# [Your objective]
Reproduce the lines from the line with "table-row [19, 399, 746, 420]" to the line with "field-value: 中心静脉置管护理套件 [226, 193, 746, 214]", both included, with "table-row" swapped for "grid-row" and everything else unchanged.

----- The records

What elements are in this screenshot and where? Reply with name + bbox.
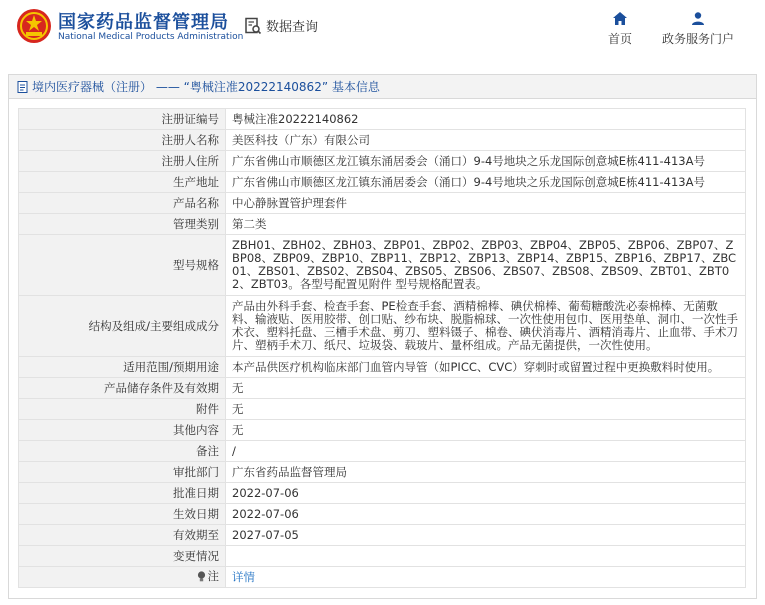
table-row [19, 399, 746, 420]
field-label: 变更情况 [19, 546, 226, 567]
field-label: 注册人住所 [19, 151, 226, 172]
table-row [19, 420, 746, 441]
field-label: 其他内容 [19, 420, 226, 441]
field-label: 产品储存条件及有效期 [19, 378, 226, 399]
field-label: 管理类别 [19, 214, 226, 235]
site-subtitle: National Medical Products Administration [58, 32, 244, 42]
table-row [19, 193, 746, 214]
table-row [19, 296, 746, 357]
table-row [19, 567, 746, 588]
note-label-text: 注 [207, 568, 219, 583]
field-value: 中心静脉置管护理套件 [226, 193, 746, 214]
field-label: 注册人名称 [19, 130, 226, 151]
breadcrumb-text: 境内医疗器械（注册） —— “粤械注准20222140862” 基本信息 [32, 80, 380, 94]
note-label-cell [19, 567, 226, 588]
note-label [197, 570, 220, 583]
table-row [19, 357, 746, 378]
breadcrumb [9, 75, 756, 99]
field-label: 审批部门 [19, 462, 226, 483]
field-label: 批准日期 [19, 483, 226, 504]
table-row [19, 109, 746, 130]
field-value: 2022-07-06 [226, 483, 746, 504]
field-label: 附件 [19, 399, 226, 420]
table-row [19, 172, 746, 193]
lightbulb-icon [197, 571, 206, 582]
registration-info-table [18, 108, 746, 588]
nav-home[interactable] [590, 12, 650, 47]
field-value: 本产品供医疗机构临床部门血管内导管（如PICC、CVC）穿刺时或留置过程中更换敷料时使用。 [226, 357, 746, 378]
table-row [19, 525, 746, 546]
field-value: 美医科技（广东）有限公司 [226, 130, 746, 151]
field-label: 生效日期 [19, 504, 226, 525]
data-query-icon [244, 17, 262, 35]
field-value: 无 [226, 399, 746, 420]
field-value: 粤械注准20222140862 [226, 109, 746, 130]
field-value: 广东省佛山市顺德区龙江镇东涌居委会（涌口）9-4号地块之乐龙国际创意城E栋411-413A号 [226, 151, 746, 172]
field-label: 备注 [19, 441, 226, 462]
data-query-label: 数据查询 [266, 20, 319, 35]
field-label: 型号规格 [19, 235, 226, 296]
nav-home-label: 首页 [607, 32, 632, 46]
field-label: 适用范围/预期用途 [19, 357, 226, 378]
field-value [226, 567, 746, 588]
field-value: 广东省药品监督管理局 [226, 462, 746, 483]
home-icon [613, 12, 627, 25]
field-value: 无 [226, 378, 746, 399]
field-value [226, 546, 746, 567]
nav-service-portal-label: 政务服务门户 [661, 32, 734, 46]
field-label: 结构及组成/主要组成成分 [19, 296, 226, 357]
field-value: 2027-07-05 [226, 525, 746, 546]
field-value: / [226, 441, 746, 462]
table-row [19, 214, 746, 235]
field-label: 生产地址 [19, 172, 226, 193]
field-value: 2022-07-06 [226, 504, 746, 525]
user-icon [691, 12, 705, 25]
field-value: 第二类 [226, 214, 746, 235]
table-row [19, 378, 746, 399]
data-query-link[interactable] [244, 16, 318, 35]
table-row [19, 235, 746, 296]
site-title: 国家药品监督管理局 [58, 12, 229, 33]
table-row [19, 504, 746, 525]
table-row [19, 441, 746, 462]
details-link[interactable]: 详情 [232, 569, 255, 584]
nav-service-portal[interactable] [656, 12, 740, 47]
table-row [19, 462, 746, 483]
table-row [19, 483, 746, 504]
document-icon [17, 81, 28, 93]
field-label: 注册证编号 [19, 109, 226, 130]
field-value: 广东省佛山市顺德区龙江镇东涌居委会（涌口）9-4号地块之乐龙国际创意城E栋411-413A号 [226, 172, 746, 193]
field-label: 有效期至 [19, 525, 226, 546]
site-header [0, 0, 765, 62]
field-value: 无 [226, 420, 746, 441]
field-value: ZBH01、ZBH02、ZBH03、ZBP01、ZBP02、ZBP03、ZBP04、ZBP05、ZBP06、ZBP07、ZBP08、ZBP09、ZBP10、ZBP11、ZBP12、ZBP13、ZBP14、ZBP15、ZBP16、ZBP17、ZBC01、ZBS01、ZBS02、ZBS04、ZBS05、ZBS06、ZBS07、ZBS08、ZBS09、ZBT01、ZBT02、ZBT03。各型号配置见附件 型号规格配置表。 [226, 235, 746, 296]
field-label: 产品名称 [19, 193, 226, 214]
table-row [19, 151, 746, 172]
table-row [19, 546, 746, 567]
table-row [19, 130, 746, 151]
detail-panel [8, 74, 757, 599]
field-value: 产品由外科手套、检查手套、PE检查手套、酒精棉棒、碘伏棉棒、葡萄糖酸洗必泰棉棒、无菌敷料、输液贴、医用胶带、创口贴、纱布块、脱脂棉球、一次性使用包巾、医用垫单、洞巾、一次性手术衣、塑料托盘、三槽手术盘、剪刀、塑料镊子、棉卷、碘伏消毒片、酒精消毒片、止血带、手术刀片、塑柄手术刀、纸尺、垃圾袋、载玻片、量杯组成。产品无菌提供，一次性使用。 [226, 296, 746, 357]
national-emblem-logo[interactable] [16, 8, 52, 44]
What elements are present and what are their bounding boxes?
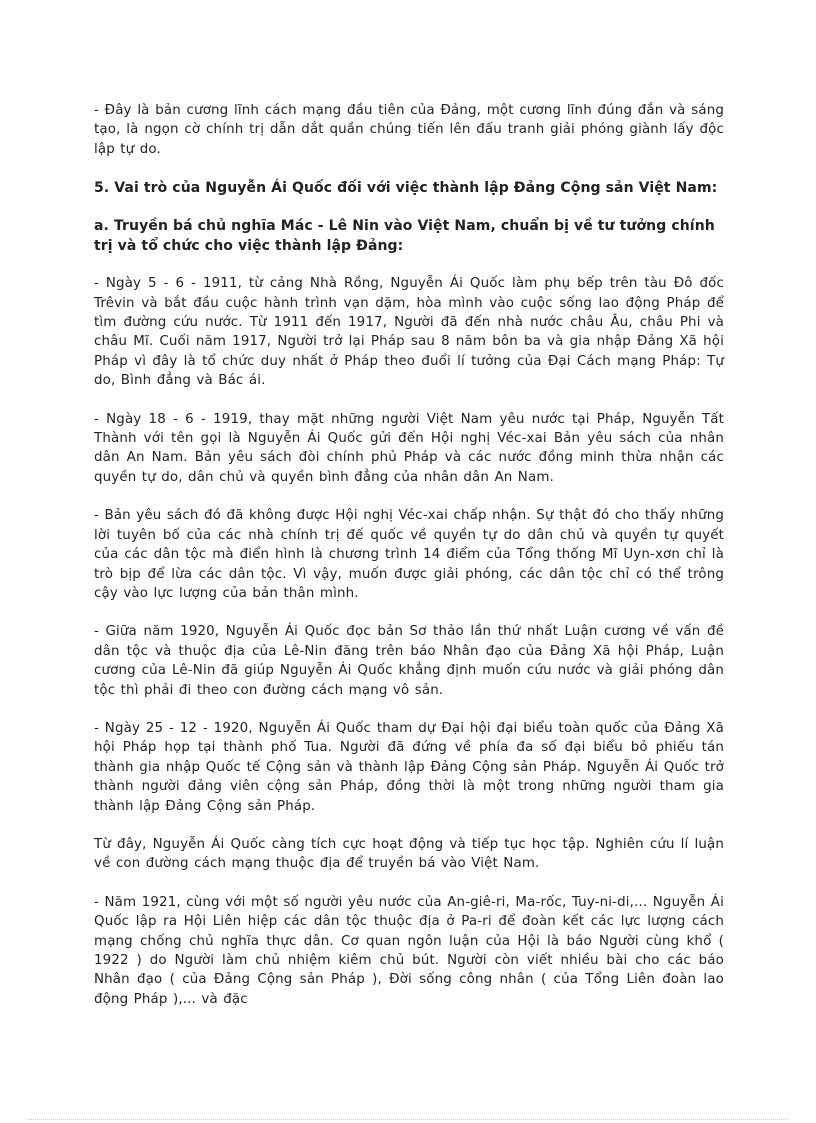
paragraph-1920-thesis: - Giữa năm 1920, Nguyễn Ái Quốc đọc bản Sơ thảo lần thứ nhất Luận cương về vấn đề dân tộc và thuộc địa của Lê-Nin đăng trên báo Nhân đạo của Đảng Xã hội Pháp, Luận cương của Lê-Nin đã giúp Nguyễn Ái Quốc khẳng định muốn cứu nước và giải phóng dân tộc thì phải đi theo con đường cách mạng vô sản. — [94, 624, 724, 698]
paragraph-tours-congress: - Ngày 25 - 12 - 1920, Nguyễn Ái Quốc tham dự Đại hội đại biểu toàn quốc của Đảng Xã hội Pháp họp tại thành phố Tua. Người đã đứng về phía đa số đại biểu bỏ phiếu tán thành gia nhập Quốc tế Cộng sản và thành lập Đảng Cộng sản Pháp. Nguyễn Ái Quốc trở thành người đảng viên cộng sản Pháp, đồng thời là một trong những người tham gia thành lập Đảng Cộng sản Pháp. — [94, 720, 724, 814]
paragraph-from-now: Từ đây, Nguyễn Ái Quốc càng tích cực hoạt động và tiếp tục học tập. Nghiên cứu lí luận về con đường cách mạng thuộc địa để truyền bá vào Việt Nam. — [94, 836, 724, 872]
paragraph-program-summary: - Đây là bản cương lĩnh cách mạng đầu tiên của Đảng, một cương lĩnh đúng đắn và sáng tạo, là ngọn cờ chính trị dẫn dắt quần chúng tiến lên đấu tranh giải phóng giành lấy độc lập tự do. — [94, 103, 724, 157]
page-bottom-divider — [28, 1119, 788, 1120]
paragraph-versailles: - Bản yêu sách đó đã không được Hội nghị Véc-xai chấp nhận. Sự thật đó cho thấy những lời tuyên bố của các nhà chính trị đế quốc về quyền tự do dân chủ và quyền tự quyết của các dân tộc mà điển hình là chương trình 14 điểm của Tổng thống Mĩ Uyn-xơn chỉ là trò bịp để lừa các dân tộc. Vì vậy, muốn được giải phóng, các dân tộc chỉ có thể trông cậy vào lực lượng của bản thân mình. — [94, 508, 724, 601]
paragraph-1921: - Năm 1921, cùng với một số người yêu nước của An-giê-ri, Ma-rốc, Tuy-ni-di,... Nguyễn Ái Quốc lập ra Hội Liên hiệp các dân tộc thuộc địa ở Pa-ri để đoàn kết các lực lượng cách mạng chống chủ nghĩa thực dân. Cơ quan ngôn luận của Hội là báo Người cùng khổ ( 1922 ) do Người làm chủ nhiệm kiêm chủ bút. Người còn viết nhiều bài cho các báo Nhân đạo ( của Đảng Cộng sản Pháp ), Đời sống công nhân ( của Tổng Liên đoàn lao động Pháp ),... và đặc — [94, 894, 724, 1007]
section-heading-5: 5. Vai trò của Nguyễn Ái Quốc đối với việc thành lập Đảng Cộng sản Việt Nam: — [94, 180, 718, 197]
paragraph-1911: - Ngày 5 - 6 - 1911, từ cảng Nhà Rồng, Nguyễn Ái Quốc làm phụ bếp trên tàu Đô đốc Trêvin và bắt đầu cuộc hành trình vạn dặm, hòa mình vào cuộc sống lao động Pháp để tìm đường cứu nước. Từ 1911 đến 1917, Người đã đến nhà nước châu Âu, châu Phi và châu Mĩ. Cuối năm 1917, Người trở lại Pháp sau 8 năm bôn ba và gia nhập Đảng Xã hội Pháp vì đây là tổ chức duy nhất ở Pháp theo đuổi lí tưởng của Đại Cách mạng Pháp: Tự do, Bình đẳng và Bác ái. — [94, 276, 724, 389]
document-page — [94, 101, 724, 1028]
subsection-heading-a: a. Truyền bá chủ nghĩa Mác - Lê Nin vào Việt Nam, chuẩn bị về tư tưởng chính trị và tổ chức cho việc thành lập Đảng: — [94, 218, 715, 255]
paragraph-1919: - Ngày 18 - 6 - 1919, thay mặt những người Việt Nam yêu nước tại Pháp, Nguyễn Tất Thành với tên gọi là Nguyễn Ái Quốc gửi đến Hội nghị Véc-xai Bản yêu sách của nhân dân An Nam. Bản yêu sách đòi chính phủ Pháp và các nước đồng minh thừa nhận các quyền tự do, dân chủ và quyền bình đẳng của nhân dân An Nam. — [94, 411, 724, 485]
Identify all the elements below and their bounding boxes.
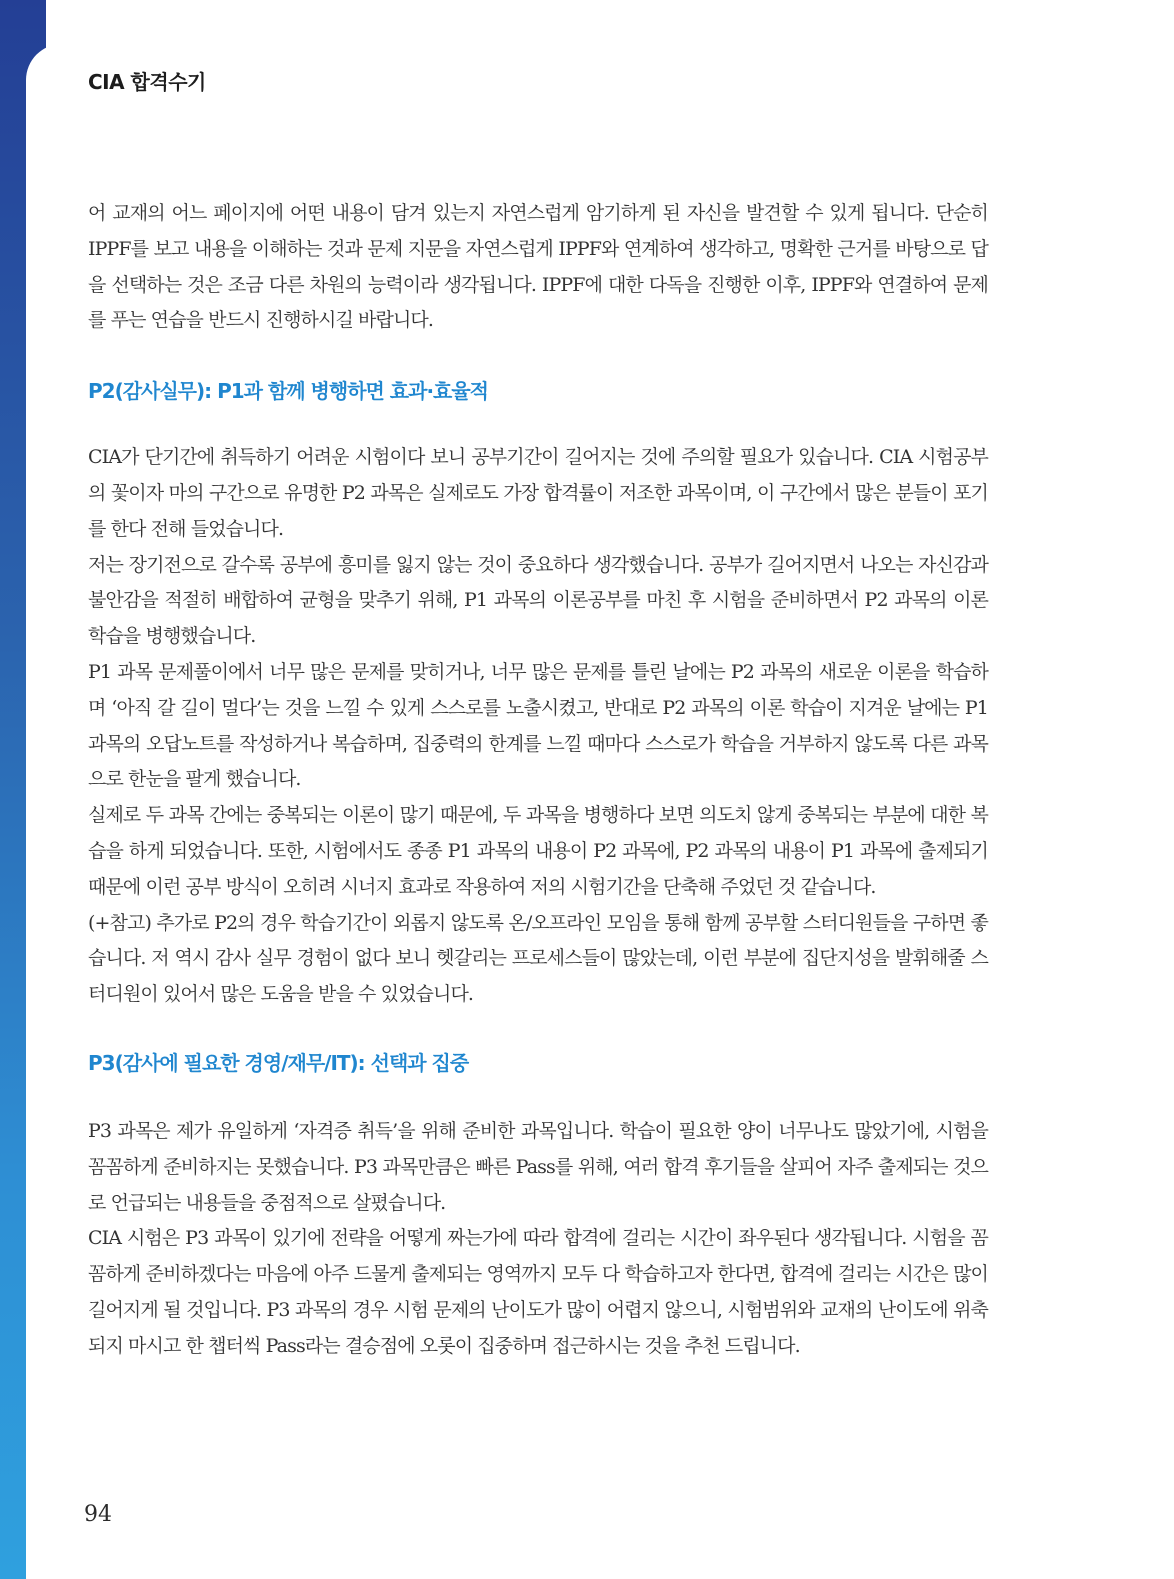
paragraph: P1 과목 문제풀이에서 너무 많은 문제를 맞히거나, 너무 많은 문제를 틀린 날에는 P2 과목의 새로운 이론을 학습하며 ‘아직 갈 길이 멀다’는 것을 느낄 수 있게 스스로를 노출시켰고, 반대로 P2 과목의 이론 학습이 지겨운 날에는 P1 과목의 오답노트를 작성하거나 복습하며, 집중력의 한계를 느낄 때마다 스스로가 학습을 거부하지 않도록 다른 과목으로 한눈을 팔게 했습니다. (88, 660, 988, 791)
section-p2-body (88, 440, 988, 1013)
paragraph: CIA 시험은 P3 과목이 있기에 전략을 어떻게 짜는가에 따라 합격에 걸리는 시간이 좌우된다 생각됩니다. 시험을 꼼꼼하게 준비하겠다는 마음에 아주 드물게 출제되는 영역까지 모두 다 학습하고자 한다면, 합격에 걸리는 시간은 많이 길어지게 될 것입니다. P3 과목의 경우 시험 문제의 난이도가 많이 어렵지 않으니, 시험범위와 교재의 난이도에 위축되지 마시고 한 챕터씩 Pass라는 결승점에 오롯이 집중하며 접근하시는 것을 추천 드립니다. (88, 1227, 988, 1357)
paragraph: CIA가 단기간에 취득하기 어려운 시험이다 보니 공부기간이 길어지는 것에 주의할 필요가 있습니다. CIA 시험공부의 꽃이자 마의 구간으로 유명한 P2 과목은 실제로도 가장 합격률이 저조한 과목이며, 이 구간에서 많은 분들이 포기를 한다 전해 들었습니다. (88, 446, 988, 540)
paragraph: 저는 장기전으로 갈수록 공부에 흥미를 잃지 않는 것이 중요하다 생각했습니다. 공부가 길어지면서 나오는 자신감과 불안감을 적절히 배합하여 균형을 맞추기 위해, P1 과목의 이론공부를 마친 후 시험을 준비하면서 P2 과목의 이론 학습을 병행했습니다. (88, 553, 988, 648)
page-number: 94 (84, 1502, 112, 1527)
running-header: CIA 합격수기 (88, 70, 206, 94)
intro-paragraph: 어 교재의 어느 페이지에 어떤 내용이 담겨 있는지 자연스럽게 암기하게 된 자신을 발견할 수 있게 됩니다. 단순히 IPPF를 보고 내용을 이해하는 것과 문제 지문을 자연스럽게 IPPF와 연계하여 생각하고, 명확한 근거를 바탕으로 답을 선택하는 것은 조금 다른 차원의 능력이라 생각됩니다. IPPF에 대한 다독을 진행한 이후, IPPF와 연결하여 문제를 푸는 연습을 반드시 진행하시길 바랍니다. (88, 202, 988, 332)
section-heading-p3: P3(감사에 필요한 경영/재무/IT): 선택과 집중 (88, 1050, 469, 1075)
section-p3-body (88, 1114, 988, 1365)
paragraph: 실제로 두 과목 간에는 중복되는 이론이 많기 때문에, 두 과목을 병행하다 보면 의도치 않게 중복되는 부분에 대한 복습을 하게 되었습니다. 또한, 시험에서도 종종 P1 과목의 내용이 P2 과목에, P2 과목의 내용이 P1 과목에 출제되기 때문에 이런 공부 방식이 오히려 시너지 효과로 작용하여 저의 시험기간을 단축해 주었던 것 같습니다. (88, 804, 988, 898)
paragraph: P3 과목은 제가 유일하게 ‘자격증 취득’을 위해 준비한 과목입니다. 학습이 필요한 양이 너무나도 많았기에, 시험을 꼼꼼하게 준비하지는 못했습니다. P3 과목만큼은 빠른 Pass를 위해, 여러 합격 후기들을 살피어 자주 출제되는 것으로 언급되는 내용들을 중점적으로 살폈습니다. (88, 1119, 988, 1214)
paragraph: (+참고) 추가로 P2의 경우 학습기간이 외롭지 않도록 온/오프라인 모임을 통해 함께 공부할 스터디원들을 구하면 좋습니다. 저 역시 감사 실무 경험이 없다 보니 헷갈리는 프로세스들이 많았는데, 이런 부분에 집단지성을 발휘해줄 스터디원이 있어서 많은 도움을 받을 수 있었습니다. (88, 911, 988, 1006)
body-content (88, 196, 988, 1365)
intro-block (88, 196, 988, 339)
section-heading-p2: P2(감사실무): P1과 함께 병행하면 효과·효율적 (88, 379, 488, 404)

----------

# [Exercise solution]
grid-row [19, 399, 746, 420]
field-label: 变更情况 [19, 546, 226, 567]
field-label: 注册人住所 [19, 151, 226, 172]
grid-row [19, 420, 746, 441]
field-label: 其他内容 [19, 420, 226, 441]
field-label: 产品储存条件及有效期 [19, 378, 226, 399]
field-label: 管理类别 [19, 214, 226, 235]
site-subtitle: National Medical Products Administration [58, 32, 244, 42]
grid-row [19, 193, 746, 214]
grid-row [19, 296, 746, 357]
grid-row [19, 567, 746, 588]
note-label-text: 注 [207, 568, 219, 583]
field-value: 中心静脉置管护理套件 [226, 193, 746, 214]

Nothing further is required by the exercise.